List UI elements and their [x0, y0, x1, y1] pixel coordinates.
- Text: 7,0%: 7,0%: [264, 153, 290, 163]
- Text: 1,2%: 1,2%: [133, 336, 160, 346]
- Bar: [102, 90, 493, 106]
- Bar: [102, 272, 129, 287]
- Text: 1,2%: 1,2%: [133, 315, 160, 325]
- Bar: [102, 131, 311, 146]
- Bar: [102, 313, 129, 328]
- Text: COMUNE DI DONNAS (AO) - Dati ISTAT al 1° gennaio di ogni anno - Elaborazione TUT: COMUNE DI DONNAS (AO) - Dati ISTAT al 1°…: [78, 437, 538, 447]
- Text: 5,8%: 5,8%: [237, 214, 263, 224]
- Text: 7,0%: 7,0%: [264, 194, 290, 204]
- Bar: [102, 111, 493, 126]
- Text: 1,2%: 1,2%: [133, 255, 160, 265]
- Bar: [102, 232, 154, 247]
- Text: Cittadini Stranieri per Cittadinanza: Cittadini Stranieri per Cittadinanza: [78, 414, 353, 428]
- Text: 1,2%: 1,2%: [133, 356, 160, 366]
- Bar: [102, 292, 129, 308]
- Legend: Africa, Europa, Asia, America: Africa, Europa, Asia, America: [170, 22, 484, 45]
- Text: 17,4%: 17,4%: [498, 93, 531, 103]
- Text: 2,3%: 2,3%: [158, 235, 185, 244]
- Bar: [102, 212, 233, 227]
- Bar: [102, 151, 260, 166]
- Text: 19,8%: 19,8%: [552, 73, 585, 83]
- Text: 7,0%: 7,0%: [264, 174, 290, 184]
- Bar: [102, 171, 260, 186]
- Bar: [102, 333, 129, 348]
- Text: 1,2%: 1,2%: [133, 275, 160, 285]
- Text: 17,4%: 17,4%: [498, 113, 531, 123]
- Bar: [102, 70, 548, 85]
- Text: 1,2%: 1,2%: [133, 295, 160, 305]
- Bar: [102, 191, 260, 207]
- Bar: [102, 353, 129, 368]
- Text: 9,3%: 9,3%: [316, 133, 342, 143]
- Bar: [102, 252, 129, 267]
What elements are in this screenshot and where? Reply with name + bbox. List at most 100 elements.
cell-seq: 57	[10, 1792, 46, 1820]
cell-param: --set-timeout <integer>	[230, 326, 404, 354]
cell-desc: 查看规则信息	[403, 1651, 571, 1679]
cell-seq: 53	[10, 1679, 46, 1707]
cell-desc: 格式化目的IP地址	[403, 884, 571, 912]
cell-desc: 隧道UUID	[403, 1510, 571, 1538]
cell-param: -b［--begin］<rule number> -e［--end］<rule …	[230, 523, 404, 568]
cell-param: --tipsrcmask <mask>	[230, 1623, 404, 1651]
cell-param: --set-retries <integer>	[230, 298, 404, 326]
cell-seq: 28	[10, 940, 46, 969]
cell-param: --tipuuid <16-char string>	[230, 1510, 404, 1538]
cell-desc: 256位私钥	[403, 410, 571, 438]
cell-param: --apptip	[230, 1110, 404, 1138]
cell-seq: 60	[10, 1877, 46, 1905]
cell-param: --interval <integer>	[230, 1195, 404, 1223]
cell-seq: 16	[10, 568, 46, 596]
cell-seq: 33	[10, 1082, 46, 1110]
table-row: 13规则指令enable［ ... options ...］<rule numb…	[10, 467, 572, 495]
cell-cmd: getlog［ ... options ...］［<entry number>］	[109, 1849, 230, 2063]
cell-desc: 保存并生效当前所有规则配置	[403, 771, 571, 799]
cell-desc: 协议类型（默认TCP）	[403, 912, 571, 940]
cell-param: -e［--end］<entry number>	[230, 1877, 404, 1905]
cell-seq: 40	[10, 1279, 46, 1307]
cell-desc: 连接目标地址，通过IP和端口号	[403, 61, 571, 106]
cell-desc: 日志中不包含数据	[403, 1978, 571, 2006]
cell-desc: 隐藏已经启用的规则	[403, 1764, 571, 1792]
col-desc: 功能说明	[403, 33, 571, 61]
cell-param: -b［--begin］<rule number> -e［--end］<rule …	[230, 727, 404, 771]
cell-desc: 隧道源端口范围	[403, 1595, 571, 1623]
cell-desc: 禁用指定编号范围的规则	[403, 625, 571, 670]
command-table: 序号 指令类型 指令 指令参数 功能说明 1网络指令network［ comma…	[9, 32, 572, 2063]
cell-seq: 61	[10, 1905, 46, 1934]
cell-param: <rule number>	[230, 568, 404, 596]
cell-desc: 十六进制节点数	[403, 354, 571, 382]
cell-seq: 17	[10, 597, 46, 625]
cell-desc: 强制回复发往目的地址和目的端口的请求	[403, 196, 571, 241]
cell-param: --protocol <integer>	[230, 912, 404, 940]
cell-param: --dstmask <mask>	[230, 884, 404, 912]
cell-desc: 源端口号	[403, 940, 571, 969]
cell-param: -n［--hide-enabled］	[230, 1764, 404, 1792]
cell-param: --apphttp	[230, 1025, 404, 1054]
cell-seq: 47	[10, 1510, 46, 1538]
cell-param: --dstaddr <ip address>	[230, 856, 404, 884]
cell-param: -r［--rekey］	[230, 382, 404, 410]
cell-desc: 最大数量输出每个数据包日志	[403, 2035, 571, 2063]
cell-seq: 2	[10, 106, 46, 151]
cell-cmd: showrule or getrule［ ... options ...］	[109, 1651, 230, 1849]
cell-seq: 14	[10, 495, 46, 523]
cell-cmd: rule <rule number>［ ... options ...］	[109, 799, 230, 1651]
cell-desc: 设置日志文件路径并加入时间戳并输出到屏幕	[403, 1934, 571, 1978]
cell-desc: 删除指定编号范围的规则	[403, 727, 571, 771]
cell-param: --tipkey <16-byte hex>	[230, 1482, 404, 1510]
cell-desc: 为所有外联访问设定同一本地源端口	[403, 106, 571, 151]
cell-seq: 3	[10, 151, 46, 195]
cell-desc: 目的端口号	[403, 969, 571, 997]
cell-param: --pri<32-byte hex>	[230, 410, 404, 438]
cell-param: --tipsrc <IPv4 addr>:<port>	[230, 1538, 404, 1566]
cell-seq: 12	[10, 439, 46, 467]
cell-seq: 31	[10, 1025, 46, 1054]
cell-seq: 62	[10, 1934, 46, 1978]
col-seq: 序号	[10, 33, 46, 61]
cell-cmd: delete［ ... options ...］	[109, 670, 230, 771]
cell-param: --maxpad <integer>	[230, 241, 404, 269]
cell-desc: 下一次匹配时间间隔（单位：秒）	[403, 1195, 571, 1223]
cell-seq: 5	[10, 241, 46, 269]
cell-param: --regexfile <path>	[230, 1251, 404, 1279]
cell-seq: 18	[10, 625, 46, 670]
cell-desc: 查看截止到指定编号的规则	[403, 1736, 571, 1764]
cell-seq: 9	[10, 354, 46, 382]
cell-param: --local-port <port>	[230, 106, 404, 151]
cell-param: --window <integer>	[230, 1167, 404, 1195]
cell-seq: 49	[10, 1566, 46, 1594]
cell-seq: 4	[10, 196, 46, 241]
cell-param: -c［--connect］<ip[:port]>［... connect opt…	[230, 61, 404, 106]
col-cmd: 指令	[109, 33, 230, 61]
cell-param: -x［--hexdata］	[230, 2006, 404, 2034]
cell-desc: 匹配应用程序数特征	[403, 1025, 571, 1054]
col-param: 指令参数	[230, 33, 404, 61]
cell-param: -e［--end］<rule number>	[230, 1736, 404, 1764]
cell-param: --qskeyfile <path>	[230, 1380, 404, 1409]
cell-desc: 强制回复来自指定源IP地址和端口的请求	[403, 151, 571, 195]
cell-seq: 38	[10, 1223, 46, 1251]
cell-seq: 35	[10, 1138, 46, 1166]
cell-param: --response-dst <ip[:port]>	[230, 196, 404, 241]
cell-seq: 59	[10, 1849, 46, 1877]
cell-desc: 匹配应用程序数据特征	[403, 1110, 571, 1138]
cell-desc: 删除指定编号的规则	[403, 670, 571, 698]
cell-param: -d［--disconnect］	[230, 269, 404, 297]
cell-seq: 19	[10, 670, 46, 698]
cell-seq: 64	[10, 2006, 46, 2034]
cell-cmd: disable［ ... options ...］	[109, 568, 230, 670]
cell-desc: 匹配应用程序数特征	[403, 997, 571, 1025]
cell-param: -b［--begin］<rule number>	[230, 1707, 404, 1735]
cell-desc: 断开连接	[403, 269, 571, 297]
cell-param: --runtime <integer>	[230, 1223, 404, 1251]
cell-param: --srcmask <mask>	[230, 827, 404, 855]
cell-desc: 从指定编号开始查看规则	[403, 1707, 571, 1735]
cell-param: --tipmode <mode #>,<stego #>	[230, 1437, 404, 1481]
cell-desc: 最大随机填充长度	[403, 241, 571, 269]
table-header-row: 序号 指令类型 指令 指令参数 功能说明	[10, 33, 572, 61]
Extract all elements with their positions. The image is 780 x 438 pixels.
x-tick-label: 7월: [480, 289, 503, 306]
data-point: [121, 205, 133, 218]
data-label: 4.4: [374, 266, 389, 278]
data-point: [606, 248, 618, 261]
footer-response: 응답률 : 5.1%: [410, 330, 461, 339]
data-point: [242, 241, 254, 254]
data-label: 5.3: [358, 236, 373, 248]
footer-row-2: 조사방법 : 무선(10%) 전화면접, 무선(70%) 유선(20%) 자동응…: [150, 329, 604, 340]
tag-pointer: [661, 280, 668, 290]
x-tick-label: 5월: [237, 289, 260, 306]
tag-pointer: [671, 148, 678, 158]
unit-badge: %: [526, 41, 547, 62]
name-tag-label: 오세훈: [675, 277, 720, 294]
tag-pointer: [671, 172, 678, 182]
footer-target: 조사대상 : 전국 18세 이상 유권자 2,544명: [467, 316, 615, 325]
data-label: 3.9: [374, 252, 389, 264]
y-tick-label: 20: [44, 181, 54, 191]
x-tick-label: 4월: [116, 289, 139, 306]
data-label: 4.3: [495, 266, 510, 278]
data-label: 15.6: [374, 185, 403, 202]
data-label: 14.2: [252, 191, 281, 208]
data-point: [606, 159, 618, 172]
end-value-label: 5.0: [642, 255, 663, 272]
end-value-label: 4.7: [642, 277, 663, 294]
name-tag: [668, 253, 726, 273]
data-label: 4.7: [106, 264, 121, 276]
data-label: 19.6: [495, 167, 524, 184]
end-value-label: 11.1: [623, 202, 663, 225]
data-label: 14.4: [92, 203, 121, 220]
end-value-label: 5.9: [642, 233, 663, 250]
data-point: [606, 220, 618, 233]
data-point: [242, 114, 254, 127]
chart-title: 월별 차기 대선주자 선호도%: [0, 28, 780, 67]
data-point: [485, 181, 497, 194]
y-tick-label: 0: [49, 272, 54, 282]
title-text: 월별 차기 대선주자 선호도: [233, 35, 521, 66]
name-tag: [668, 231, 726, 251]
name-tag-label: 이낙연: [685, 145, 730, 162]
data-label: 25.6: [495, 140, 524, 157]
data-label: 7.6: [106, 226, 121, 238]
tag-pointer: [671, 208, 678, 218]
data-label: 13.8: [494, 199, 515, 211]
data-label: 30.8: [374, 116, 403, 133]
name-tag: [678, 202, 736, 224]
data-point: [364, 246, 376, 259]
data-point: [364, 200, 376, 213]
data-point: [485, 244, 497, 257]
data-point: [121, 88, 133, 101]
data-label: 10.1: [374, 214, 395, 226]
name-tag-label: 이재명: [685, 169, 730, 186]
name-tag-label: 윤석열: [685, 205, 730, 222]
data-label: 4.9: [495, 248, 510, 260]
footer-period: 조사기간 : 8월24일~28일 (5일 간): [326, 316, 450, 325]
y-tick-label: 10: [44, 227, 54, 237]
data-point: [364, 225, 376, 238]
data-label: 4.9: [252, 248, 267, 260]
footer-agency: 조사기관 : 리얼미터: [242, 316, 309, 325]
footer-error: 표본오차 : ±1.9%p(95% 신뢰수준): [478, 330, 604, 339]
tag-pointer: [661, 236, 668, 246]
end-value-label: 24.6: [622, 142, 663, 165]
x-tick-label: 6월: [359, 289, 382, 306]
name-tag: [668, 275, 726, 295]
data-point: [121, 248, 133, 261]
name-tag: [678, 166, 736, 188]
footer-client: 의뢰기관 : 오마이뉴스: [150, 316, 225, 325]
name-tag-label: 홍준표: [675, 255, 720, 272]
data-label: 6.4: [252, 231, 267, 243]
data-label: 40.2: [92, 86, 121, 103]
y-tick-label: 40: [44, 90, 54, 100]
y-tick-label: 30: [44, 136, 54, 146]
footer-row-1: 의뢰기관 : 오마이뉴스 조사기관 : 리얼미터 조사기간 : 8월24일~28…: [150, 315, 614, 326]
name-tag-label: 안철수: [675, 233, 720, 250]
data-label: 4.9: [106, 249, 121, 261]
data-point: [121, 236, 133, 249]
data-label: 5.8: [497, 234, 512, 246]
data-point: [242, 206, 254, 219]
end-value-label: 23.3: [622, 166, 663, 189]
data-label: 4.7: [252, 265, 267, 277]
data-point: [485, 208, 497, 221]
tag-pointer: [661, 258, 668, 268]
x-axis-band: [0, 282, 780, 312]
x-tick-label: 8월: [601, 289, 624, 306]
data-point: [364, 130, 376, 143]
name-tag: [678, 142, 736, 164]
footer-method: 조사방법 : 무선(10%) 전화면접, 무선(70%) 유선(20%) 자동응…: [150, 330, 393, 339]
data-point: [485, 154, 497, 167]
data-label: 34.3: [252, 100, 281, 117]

-=-=-=-=-

:: What you need to do ::
Give everything from the start of the data down to the line containing "1082, 46, 1110]", inclusive, as a Markdown table with the columns No. and Entry, numbering each row and leaving out blank lines.

:: Finished answer ::
| No. | Entry |
|---|---|
| 1 | List UI elements and their [x0, y0, x1, y1] pixel coordinates. |
| 2 | - Text: 7,0%: 7,0%: [264, 153, 290, 163] |
| 3 | - Text: 1,2%: 1,2%: [133, 336, 160, 346] |
| 4 | - Bar: [102, 90, 493, 106] |
| 5 | - Bar: [102, 272, 129, 287] |
| 6 | - Text: 1,2%: 1,2%: [133, 315, 160, 325] |
| 7 | - Bar: [102, 131, 311, 146] |
| 8 | - Bar: [102, 313, 129, 328] |
| 9 | - Text: COMUNE DI DONNAS (AO) - Dati ISTAT al 1° gennaio di ogni anno - Elaborazione TUT: COMUNE DI DONNAS (AO) - Dati ISTAT al 1°…: [78, 437, 538, 447] |
| 10 | - Text: 5,8%: 5,8%: [237, 214, 263, 224] |
| 11 | - Text: 7,0%: 7,0%: [264, 194, 290, 204] |
| 12 | - Bar: [102, 111, 493, 126] |
| 13 | - Text: 1,2%: 1,2%: [133, 255, 160, 265] |
| 14 | - Bar: [102, 232, 154, 247] |
| 15 | - Text: Cittadini Stranieri per Cittadinanza: Cittadini Stranieri per Cittadinanza: [78, 414, 353, 428] |
| 16 | - Text: 1,2%: 1,2%: [133, 356, 160, 366] |
| 17 | - Bar: [102, 292, 129, 308] |
| 18 | - Legend: Africa, Europa, Asia, America: Africa, Europa, Asia, America: [170, 22, 484, 45] |
| 19 | - Text: 17,4%: 17,4%: [498, 93, 531, 103] |
| 20 | - Text: 2,3%: 2,3%: [158, 235, 185, 244] |
| 21 | - Bar: [102, 212, 233, 227] |
| 22 | - Bar: [102, 151, 260, 166] |
| 23 | - Text: 19,8%: 19,8%: [552, 73, 585, 83] |
| 24 | - Text: 7,0%: 7,0%: [264, 174, 290, 184] |
| 25 | - Bar: [102, 171, 260, 186] |
| 26 | - Bar: [102, 333, 129, 348] |
| 27 | - Text: 1,2%: 1,2%: [133, 275, 160, 285] |
| 28 | - Text: 17,4%: 17,4%: [498, 113, 531, 123] |
| 29 | - Bar: [102, 70, 548, 85] |
| 30 | - Text: 1,2%: 1,2%: [133, 295, 160, 305] |
| 31 | - Bar: [102, 191, 260, 207] |
| 32 | - Bar: [102, 353, 129, 368] |
| 33 | - Text: 9,3%: 9,3%: [316, 133, 342, 143] |
| 34 | - Bar: [102, 252, 129, 267] |
| 35 | What elements are in this screenshot and where? Reply with name + bbox. List at most 100 elements. |
| 36 | cell-seq: 57	[10, 1792, 46, 1820] |
| 37 | cell-param: --set-timeout <integer>	[230, 326, 404, 354] |
| 38 | cell-desc: 查看规则信息	[403, 1651, 571, 1679] |
| 39 | cell-seq: 53	[10, 1679, 46, 1707] |
| 40 | cell-desc: 格式化目的IP地址	[403, 884, 571, 912] |
| 41 | cell-desc: 隧道UUID	[403, 1510, 571, 1538] |
| 42 | cell-param: -b［--begin］<rule number> -e［--end］<rule …	[230, 523, 404, 568] |
| 43 | cell-param: --tipsrcmask <mask>	[230, 1623, 404, 1651] |
| 44 | cell-param: --set-retries <integer>	[230, 298, 404, 326] |
| 45 | cell-seq: 28	[10, 940, 46, 969] |
| 46 | cell-param: --tipuuid <16-char string>	[230, 1510, 404, 1538] |
| 47 | cell-desc: 256位私钥	[403, 410, 571, 438] |
| 48 | cell-param: --apptip	[230, 1110, 404, 1138] |
| 49 | cell-seq: 60	[10, 1877, 46, 1905] |
| 50 | cell-param: --interval <integer>	[230, 1195, 404, 1223] |
| 51 | cell-seq: 16	[10, 568, 46, 596] |
| 52 | cell-seq: 33	[10, 1082, 46, 1110] |